Directions for this task. Where the word "Soul" occurs in a line, return that line.

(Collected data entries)
□ □ □ □ □ □ □

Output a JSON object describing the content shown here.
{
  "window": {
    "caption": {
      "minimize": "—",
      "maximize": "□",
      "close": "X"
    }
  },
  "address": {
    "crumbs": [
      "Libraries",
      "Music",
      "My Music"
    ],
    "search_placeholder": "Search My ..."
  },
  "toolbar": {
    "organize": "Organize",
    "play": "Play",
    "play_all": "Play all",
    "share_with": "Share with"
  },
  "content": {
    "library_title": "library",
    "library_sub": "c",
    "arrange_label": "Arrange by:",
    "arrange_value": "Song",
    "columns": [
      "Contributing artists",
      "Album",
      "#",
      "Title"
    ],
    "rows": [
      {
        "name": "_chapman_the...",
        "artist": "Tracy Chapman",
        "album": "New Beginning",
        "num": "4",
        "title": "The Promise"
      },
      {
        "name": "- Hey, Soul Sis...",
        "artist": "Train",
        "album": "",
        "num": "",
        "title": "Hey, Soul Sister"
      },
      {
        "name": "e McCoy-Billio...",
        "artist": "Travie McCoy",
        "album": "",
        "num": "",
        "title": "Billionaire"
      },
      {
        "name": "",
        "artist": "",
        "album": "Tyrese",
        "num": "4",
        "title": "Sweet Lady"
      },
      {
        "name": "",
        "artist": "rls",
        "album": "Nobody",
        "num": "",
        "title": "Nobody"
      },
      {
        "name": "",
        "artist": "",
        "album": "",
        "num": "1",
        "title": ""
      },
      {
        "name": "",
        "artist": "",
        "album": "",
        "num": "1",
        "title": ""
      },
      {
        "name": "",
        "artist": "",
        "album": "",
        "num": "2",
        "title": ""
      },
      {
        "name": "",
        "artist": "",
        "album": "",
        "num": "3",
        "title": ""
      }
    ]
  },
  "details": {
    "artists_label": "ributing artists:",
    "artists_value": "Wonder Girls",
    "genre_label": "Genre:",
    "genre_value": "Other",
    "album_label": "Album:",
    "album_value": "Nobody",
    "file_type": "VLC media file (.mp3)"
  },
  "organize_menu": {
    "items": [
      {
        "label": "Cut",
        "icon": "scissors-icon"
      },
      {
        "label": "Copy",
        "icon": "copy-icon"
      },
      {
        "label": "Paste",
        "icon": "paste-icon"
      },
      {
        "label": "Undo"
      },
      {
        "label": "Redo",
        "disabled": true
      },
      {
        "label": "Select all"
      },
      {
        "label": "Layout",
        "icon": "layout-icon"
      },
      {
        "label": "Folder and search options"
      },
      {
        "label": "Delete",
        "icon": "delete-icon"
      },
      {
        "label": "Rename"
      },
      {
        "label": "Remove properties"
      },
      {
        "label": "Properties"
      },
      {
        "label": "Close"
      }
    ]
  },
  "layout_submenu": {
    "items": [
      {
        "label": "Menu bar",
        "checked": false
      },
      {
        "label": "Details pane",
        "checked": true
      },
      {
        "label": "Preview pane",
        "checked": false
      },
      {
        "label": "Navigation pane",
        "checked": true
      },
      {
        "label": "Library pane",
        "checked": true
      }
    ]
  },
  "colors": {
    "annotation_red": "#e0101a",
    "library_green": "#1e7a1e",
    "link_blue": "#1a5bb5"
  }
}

□ □ □ □ □ □ □

Answer to the problem.
        "name": "- Hey, Soul Sis...",
        "title": "Hey, Soul Sister"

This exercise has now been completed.